• WHAT YOU HAVE TO DO:
Make an exact copy of the listing below.

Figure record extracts
# # # # #
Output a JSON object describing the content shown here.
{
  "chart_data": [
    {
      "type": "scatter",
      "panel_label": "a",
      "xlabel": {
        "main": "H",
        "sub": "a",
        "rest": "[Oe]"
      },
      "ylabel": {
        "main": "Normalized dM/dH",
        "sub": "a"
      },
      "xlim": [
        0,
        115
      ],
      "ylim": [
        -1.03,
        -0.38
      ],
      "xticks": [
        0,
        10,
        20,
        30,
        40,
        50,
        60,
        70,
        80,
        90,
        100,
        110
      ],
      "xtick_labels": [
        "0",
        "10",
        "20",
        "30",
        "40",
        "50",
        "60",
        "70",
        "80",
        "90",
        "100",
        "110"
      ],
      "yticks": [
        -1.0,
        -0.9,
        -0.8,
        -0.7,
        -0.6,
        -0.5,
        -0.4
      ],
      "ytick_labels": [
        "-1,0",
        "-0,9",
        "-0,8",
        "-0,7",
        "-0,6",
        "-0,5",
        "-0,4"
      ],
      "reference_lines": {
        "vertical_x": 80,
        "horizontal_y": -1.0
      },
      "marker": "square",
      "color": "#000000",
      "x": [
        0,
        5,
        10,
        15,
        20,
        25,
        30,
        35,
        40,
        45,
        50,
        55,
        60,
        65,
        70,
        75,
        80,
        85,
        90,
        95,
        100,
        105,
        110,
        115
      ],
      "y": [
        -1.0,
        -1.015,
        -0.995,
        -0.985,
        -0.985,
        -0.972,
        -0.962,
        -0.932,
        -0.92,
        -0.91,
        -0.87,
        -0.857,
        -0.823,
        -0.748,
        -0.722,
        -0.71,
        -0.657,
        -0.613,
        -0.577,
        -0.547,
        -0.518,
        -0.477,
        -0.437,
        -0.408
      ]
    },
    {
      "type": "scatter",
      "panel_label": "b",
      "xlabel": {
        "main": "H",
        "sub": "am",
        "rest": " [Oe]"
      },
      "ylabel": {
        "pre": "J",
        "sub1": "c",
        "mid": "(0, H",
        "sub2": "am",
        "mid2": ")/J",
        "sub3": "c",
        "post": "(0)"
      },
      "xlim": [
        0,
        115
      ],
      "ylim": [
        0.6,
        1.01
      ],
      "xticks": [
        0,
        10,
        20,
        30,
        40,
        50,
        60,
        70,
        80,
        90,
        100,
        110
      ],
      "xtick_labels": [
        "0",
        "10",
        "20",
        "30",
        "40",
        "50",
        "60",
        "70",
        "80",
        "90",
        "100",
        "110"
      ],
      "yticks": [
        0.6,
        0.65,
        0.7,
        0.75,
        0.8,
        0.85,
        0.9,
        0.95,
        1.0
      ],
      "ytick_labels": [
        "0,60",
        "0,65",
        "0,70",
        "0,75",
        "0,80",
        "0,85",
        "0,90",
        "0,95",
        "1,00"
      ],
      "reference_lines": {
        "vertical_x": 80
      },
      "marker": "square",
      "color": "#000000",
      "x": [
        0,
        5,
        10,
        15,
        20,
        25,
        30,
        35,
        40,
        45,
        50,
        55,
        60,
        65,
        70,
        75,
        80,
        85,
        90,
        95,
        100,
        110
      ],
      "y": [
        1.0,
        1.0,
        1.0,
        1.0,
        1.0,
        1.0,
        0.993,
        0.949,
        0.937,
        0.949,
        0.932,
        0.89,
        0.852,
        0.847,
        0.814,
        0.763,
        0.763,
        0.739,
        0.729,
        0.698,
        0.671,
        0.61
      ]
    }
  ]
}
# # # # #
• REPLY TO THE EXERCISE:
Output a JSON object describing the content shown here.
{
  "chart_data": [
    {
      "type": "scatter",
      "panel_label": "a",
      "xlabel": {
        "main": "H",
        "sub": "a",
        "rest": "[Oe]"
      },
      "ylabel": {
        "main": "Normalized dM/dH",
        "sub": "a"
      },
      "xlim": [
        0,
        115
      ],
      "ylim": [
        -1.03,
        -0.38
      ],
      "xticks": [
        0,
        10,
        20,
        30,
        40,
        50,
        60,
        70,
        80,
        90,
        100,
        110
      ],
      "xtick_labels": [
        "0",
        "10",
        "20",
        "30",
        "40",
        "50",
        "60",
        "70",
        "80",
        "90",
        "100",
        "110"
      ],
      "yticks": [
        -1.0,
        -0.9,
        -0.8,
        -0.7,
        -0.6,
        -0.5,
        -0.4
      ],
      "ytick_labels": [
        "-1,0",
        "-0,9",
        "-0,8",
        "-0,7",
        "-0,6",
        "-0,5",
        "-0,4"
      ],
      "reference_lines": {
        "vertical_x": 80,
        "horizontal_y": -1.0
      },
      "marker": "square",
      "color": "#000000",
      "x": [
        0,
        5,
        10,
        15,
        20,
        25,
        30,
        35,
        40,
        45,
        50,
        55,
        60,
        65,
        70,
        75,
        80,
        85,
        90,
        95,
        100,
        105,
        110,
        115
      ],
      "y": [
        -1.0,
        -1.015,
        -0.995,
        -0.985,
        -0.985,
        -0.972,
        -0.962,
        -0.932,
        -0.92,
        -0.91,
        -0.87,
        -0.857,
        -0.823,
        -0.748,
        -0.722,
        -0.71,
        -0.657,
        -0.613,
        -0.577,
        -0.547,
        -0.518,
        -0.477,
        -0.437,
        -0.408
      ]
    },
    {
      "type": "scatter",
      "panel_label": "b",
      "xlabel": {
        "main": "H",
        "sub": "am",
        "rest": " [Oe]"
      },
      "ylabel": {
        "pre": "J",
        "sub1": "c",
        "mid": "(0, H",
        "sub2": "am",
        "mid2": ")/J",
        "sub3": "c",
        "post": "(0)"
      },
      "xlim": [
        0,
        115
      ],
      "ylim": [
        0.6,
        1.01
      ],
      "xticks": [
        0,
        10,
        20,
        30,
        40,
        50,
        60,
        70,
        80,
        90,
        100,
        110
      ],
      "xtick_labels": [
        "0",
        "10",
        "20",
        "30",
        "40",
        "50",
        "60",
        "70",
        "80",
        "90",
        "100",
        "110"
      ],
      "yticks": [
        0.6,
        0.65,
        0.7,
        0.75,
        0.8,
        0.85,
        0.9,
        0.95,
        1.0
      ],
      "ytick_labels": [
        "0,60",
        "0,65",
        "0,70",
        "0,75",
        "0,80",
        "0,85",
        "0,90",
        "0,95",
        "1,00"
      ],
      "reference_lines": {
        "vertical_x": 80
      },
      "marker": "square",
      "color": "#000000",
      "x": [
        0,
        5,
        10,
        15,
        20,
        25,
        30,
        35,
        40,
        45,
        50,
        55,
        60,
        65,
        70,
        75,
        80,
        85,
        90,
        95,
        100,
        110
      ],
      "y": [
        1.0,
        1.0,
        1.0,
        1.0,
        1.0,
        1.0,
        0.993,
        0.949,
        0.937,
        0.949,
        0.932,
        0.89,
        0.852,
        0.847,
        0.814,
        0.763,
        0.763,
        0.739,
        0.729,
        0.698,
        0.671,
        0.61
      ]
    }
  ]
}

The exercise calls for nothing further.